Dataset items ::

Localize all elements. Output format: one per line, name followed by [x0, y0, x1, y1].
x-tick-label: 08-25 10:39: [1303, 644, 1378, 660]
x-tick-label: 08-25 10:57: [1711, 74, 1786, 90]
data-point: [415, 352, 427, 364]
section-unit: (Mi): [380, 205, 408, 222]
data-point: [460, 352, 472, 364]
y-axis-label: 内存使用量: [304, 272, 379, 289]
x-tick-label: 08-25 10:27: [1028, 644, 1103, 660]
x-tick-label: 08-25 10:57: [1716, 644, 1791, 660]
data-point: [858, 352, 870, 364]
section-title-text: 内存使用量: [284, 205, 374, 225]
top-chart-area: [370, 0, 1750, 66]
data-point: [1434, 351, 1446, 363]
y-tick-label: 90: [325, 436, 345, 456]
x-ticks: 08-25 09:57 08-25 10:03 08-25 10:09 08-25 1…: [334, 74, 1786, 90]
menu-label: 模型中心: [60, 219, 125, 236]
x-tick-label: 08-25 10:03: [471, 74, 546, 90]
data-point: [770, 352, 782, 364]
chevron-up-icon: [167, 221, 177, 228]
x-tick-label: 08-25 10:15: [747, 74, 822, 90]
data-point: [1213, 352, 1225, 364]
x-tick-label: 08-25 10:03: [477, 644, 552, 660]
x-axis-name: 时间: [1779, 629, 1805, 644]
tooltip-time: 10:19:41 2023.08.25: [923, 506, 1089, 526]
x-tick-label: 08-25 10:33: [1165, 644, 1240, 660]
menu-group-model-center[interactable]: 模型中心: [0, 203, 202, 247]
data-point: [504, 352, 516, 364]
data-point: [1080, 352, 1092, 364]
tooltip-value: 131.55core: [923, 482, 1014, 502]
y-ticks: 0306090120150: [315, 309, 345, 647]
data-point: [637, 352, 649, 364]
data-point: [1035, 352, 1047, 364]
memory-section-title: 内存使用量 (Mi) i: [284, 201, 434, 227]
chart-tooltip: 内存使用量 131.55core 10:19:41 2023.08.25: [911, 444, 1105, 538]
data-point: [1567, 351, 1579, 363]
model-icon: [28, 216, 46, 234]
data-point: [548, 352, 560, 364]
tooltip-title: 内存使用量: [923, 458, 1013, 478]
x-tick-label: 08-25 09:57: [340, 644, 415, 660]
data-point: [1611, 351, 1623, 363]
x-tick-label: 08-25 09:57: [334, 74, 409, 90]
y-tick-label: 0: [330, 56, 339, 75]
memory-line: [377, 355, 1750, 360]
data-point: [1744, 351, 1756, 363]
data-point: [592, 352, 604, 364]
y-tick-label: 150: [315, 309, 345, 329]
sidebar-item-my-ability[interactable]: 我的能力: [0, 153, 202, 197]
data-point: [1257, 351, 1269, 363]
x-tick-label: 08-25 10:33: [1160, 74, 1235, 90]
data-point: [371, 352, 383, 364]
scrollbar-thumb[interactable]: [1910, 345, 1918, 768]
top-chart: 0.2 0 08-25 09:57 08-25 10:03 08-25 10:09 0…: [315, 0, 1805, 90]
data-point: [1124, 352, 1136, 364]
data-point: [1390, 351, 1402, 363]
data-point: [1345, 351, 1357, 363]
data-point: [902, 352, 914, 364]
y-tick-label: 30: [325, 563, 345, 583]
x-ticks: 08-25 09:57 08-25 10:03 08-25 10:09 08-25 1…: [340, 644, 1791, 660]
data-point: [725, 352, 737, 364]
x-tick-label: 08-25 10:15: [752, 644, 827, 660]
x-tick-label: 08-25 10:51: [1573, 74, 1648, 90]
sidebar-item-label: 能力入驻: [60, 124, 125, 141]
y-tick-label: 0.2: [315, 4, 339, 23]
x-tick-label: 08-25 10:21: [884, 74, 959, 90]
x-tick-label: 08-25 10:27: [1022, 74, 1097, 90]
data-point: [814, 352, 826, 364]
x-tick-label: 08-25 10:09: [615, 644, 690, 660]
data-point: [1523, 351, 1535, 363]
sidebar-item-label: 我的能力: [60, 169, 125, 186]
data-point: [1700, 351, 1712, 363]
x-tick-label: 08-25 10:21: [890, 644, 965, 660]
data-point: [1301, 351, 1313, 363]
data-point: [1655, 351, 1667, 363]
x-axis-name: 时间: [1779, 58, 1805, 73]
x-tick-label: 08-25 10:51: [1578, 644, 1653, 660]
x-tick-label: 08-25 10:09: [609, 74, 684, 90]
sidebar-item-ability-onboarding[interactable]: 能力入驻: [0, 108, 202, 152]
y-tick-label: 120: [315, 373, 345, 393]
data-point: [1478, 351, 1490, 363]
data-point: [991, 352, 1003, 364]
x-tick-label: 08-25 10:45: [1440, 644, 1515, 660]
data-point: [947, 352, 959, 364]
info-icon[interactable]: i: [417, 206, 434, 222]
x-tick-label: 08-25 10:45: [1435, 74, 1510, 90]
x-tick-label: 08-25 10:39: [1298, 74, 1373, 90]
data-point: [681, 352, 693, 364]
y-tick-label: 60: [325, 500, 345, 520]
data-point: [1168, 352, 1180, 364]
---
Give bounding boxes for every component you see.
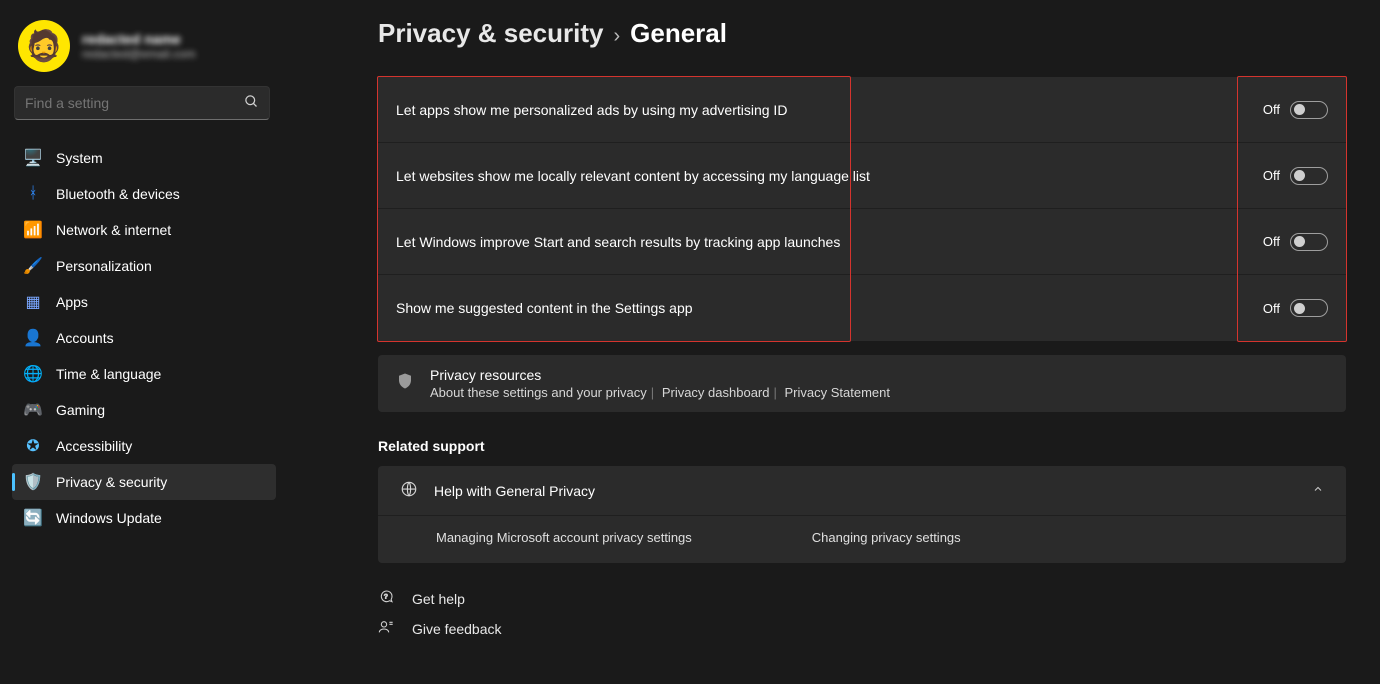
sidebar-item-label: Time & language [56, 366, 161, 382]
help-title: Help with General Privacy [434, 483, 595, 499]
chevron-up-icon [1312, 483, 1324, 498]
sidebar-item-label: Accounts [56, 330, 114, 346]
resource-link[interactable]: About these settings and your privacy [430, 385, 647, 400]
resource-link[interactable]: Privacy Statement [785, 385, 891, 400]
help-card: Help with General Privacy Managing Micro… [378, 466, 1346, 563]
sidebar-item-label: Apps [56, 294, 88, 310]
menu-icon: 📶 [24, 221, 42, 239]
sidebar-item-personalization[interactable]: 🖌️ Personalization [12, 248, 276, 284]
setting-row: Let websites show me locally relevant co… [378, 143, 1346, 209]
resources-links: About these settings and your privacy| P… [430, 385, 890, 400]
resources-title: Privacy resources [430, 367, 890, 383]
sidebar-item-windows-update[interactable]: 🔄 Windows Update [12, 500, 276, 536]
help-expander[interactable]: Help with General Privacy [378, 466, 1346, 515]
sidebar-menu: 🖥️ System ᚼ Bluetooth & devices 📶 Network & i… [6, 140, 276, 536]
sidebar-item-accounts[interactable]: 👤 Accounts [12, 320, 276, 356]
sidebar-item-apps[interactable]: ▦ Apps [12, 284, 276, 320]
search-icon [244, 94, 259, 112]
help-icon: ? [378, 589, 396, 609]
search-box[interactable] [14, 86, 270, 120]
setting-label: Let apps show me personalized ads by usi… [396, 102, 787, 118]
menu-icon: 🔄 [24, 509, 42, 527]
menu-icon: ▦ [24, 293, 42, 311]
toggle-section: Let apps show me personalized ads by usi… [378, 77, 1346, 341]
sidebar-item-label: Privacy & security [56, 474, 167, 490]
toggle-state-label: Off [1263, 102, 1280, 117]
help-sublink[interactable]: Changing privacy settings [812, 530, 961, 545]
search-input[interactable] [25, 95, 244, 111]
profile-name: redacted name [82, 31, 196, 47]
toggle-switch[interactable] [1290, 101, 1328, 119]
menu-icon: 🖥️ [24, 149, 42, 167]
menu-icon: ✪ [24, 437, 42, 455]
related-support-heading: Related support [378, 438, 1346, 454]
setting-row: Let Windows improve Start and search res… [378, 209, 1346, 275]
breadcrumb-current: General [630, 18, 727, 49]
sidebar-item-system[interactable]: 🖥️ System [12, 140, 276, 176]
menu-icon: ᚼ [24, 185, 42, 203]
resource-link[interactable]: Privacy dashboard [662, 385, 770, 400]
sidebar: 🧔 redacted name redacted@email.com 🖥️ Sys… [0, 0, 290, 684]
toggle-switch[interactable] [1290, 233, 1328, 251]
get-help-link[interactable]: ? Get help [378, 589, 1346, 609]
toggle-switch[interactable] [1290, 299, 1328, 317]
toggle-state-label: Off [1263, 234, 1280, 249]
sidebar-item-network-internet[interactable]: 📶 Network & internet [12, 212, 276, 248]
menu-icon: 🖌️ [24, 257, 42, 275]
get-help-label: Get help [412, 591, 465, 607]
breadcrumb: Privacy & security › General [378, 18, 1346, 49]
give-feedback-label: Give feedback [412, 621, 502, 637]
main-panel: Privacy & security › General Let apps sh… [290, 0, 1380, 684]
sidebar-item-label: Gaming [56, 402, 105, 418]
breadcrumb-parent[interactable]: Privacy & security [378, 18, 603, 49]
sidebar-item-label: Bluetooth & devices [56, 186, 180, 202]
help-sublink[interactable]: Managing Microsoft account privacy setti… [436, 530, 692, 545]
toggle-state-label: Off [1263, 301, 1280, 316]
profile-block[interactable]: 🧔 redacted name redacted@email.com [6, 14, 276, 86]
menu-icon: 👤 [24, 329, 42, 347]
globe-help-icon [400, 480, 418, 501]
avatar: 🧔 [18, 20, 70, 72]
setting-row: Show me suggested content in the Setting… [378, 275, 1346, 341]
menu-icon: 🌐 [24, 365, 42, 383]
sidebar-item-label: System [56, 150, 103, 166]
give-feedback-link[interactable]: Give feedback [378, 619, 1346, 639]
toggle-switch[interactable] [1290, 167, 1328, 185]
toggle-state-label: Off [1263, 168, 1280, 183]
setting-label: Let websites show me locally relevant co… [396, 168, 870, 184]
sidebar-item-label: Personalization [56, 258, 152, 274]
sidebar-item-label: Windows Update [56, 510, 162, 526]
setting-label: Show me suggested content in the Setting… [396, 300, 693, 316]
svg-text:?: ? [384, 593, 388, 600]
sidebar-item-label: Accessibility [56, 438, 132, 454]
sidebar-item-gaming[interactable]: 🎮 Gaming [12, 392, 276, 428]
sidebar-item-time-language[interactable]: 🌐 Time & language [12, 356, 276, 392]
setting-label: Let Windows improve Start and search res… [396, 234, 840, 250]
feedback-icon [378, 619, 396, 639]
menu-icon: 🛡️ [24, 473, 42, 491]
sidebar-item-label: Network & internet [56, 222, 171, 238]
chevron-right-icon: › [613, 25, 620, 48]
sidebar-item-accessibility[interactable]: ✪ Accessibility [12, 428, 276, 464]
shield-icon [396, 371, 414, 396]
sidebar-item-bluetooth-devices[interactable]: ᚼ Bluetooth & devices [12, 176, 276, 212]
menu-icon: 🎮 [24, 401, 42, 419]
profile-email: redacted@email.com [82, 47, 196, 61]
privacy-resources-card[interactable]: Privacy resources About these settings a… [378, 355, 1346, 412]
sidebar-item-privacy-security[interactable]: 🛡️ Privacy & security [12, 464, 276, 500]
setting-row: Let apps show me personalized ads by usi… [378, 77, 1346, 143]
* * *
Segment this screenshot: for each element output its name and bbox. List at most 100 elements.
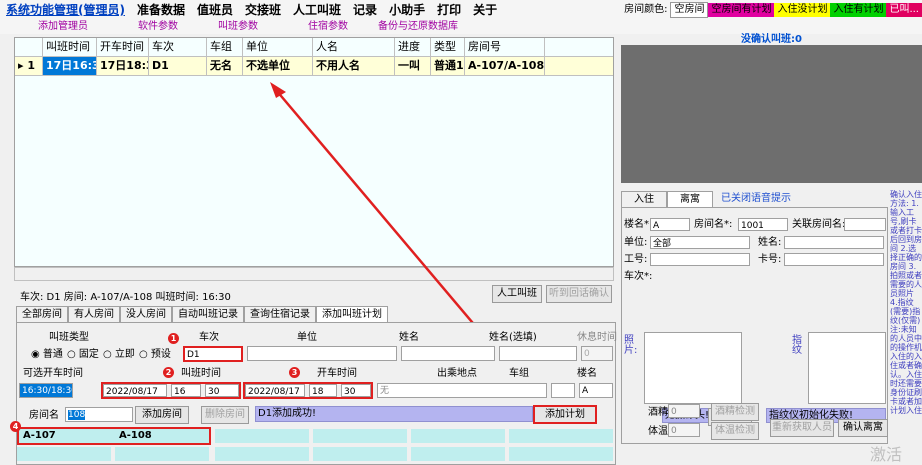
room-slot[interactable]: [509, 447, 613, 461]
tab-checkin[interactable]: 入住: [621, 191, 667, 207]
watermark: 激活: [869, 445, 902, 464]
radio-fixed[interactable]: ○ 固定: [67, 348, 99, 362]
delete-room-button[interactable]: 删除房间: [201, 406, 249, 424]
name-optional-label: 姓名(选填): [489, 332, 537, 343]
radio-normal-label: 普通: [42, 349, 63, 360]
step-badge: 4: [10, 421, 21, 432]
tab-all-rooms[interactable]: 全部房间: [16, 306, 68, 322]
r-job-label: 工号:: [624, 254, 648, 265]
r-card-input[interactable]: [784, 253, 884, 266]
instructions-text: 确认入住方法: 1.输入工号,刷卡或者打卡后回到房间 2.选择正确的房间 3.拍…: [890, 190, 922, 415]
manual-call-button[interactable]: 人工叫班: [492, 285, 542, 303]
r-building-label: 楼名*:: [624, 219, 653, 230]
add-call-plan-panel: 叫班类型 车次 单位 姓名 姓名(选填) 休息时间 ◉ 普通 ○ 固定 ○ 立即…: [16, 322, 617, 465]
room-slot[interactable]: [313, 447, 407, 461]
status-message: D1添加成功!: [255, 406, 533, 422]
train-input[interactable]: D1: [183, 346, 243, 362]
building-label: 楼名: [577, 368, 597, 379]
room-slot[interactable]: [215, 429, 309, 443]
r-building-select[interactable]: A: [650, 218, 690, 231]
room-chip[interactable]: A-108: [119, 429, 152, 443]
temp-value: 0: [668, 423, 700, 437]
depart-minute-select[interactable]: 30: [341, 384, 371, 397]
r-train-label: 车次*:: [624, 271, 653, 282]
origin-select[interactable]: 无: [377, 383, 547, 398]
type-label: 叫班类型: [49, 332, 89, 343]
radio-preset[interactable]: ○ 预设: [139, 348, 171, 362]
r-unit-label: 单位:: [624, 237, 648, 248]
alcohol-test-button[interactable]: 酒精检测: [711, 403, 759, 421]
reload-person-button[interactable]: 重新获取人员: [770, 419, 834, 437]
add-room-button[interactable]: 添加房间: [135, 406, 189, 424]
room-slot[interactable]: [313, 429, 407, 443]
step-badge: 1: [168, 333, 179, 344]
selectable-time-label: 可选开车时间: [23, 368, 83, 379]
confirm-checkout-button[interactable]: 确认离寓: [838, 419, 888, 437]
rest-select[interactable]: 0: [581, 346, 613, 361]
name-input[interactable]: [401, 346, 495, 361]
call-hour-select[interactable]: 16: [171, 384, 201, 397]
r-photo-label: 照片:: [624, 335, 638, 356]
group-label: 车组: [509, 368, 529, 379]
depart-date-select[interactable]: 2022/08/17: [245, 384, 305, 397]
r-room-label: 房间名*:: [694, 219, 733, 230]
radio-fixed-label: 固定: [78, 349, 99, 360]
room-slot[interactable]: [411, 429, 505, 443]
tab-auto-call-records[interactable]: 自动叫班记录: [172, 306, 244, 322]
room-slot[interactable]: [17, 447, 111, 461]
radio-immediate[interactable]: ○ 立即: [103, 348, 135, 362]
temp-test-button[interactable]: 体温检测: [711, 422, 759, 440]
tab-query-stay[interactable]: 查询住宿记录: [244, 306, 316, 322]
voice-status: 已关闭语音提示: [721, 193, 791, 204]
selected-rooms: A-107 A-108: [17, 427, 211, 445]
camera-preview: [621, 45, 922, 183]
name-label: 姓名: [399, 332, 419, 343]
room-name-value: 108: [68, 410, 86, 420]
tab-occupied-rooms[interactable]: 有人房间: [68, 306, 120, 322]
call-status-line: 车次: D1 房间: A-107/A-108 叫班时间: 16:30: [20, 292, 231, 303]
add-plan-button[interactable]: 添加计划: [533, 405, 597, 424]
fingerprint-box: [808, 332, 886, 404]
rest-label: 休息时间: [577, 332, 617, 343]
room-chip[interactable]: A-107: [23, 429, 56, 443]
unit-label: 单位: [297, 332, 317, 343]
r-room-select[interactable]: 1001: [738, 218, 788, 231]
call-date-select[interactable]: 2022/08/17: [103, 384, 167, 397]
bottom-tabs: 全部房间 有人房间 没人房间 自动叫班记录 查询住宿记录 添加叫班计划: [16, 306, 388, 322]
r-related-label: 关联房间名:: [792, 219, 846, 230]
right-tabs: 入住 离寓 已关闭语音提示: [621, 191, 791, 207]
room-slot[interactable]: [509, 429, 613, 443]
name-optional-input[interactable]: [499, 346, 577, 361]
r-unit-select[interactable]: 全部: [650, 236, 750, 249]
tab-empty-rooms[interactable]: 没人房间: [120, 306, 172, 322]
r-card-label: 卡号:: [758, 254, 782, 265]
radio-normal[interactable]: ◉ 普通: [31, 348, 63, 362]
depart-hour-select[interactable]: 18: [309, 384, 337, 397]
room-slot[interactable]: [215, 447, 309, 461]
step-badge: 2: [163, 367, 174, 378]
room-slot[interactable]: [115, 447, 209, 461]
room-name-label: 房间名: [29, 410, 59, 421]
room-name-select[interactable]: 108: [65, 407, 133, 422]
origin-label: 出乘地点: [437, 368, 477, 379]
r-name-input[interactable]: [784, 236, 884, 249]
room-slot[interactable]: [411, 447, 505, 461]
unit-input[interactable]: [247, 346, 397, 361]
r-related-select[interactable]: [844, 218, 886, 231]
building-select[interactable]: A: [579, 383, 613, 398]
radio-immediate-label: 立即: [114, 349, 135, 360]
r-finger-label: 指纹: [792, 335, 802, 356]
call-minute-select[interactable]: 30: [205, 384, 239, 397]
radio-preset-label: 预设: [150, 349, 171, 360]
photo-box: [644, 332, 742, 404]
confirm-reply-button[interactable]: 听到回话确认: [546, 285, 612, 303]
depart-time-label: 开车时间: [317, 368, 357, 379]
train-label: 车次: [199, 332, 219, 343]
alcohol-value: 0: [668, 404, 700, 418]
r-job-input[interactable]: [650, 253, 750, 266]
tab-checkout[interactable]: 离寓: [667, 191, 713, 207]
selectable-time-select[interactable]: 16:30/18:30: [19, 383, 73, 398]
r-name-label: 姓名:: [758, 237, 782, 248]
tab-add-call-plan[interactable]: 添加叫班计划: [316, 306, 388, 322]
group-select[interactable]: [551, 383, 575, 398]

Exercise directions ::
Copy out the lines of the data above, beginning with the line containing "room-slot[interactable]: [509, 447, 613, 461]" and continuing through the line containing "r-card-input[interactable]: [784, 253, 884, 266]", with both of those lines included.

Response ::
room-slot[interactable]: [509, 447, 613, 461]
tab-checkin[interactable]: 入住: [621, 191, 667, 207]
watermark: 激活: [869, 445, 902, 464]
radio-fixed[interactable]: ○ 固定: [67, 348, 99, 362]
delete-room-button[interactable]: 删除房间: [201, 406, 249, 424]
name-optional-label: 姓名(选填): [489, 332, 537, 343]
radio-normal-label: 普通: [42, 349, 63, 360]
step-badge: 4: [10, 421, 21, 432]
tab-all-rooms[interactable]: 全部房间: [16, 306, 68, 322]
r-job-label: 工号:: [624, 254, 648, 265]
r-card-input[interactable]: [784, 253, 884, 266]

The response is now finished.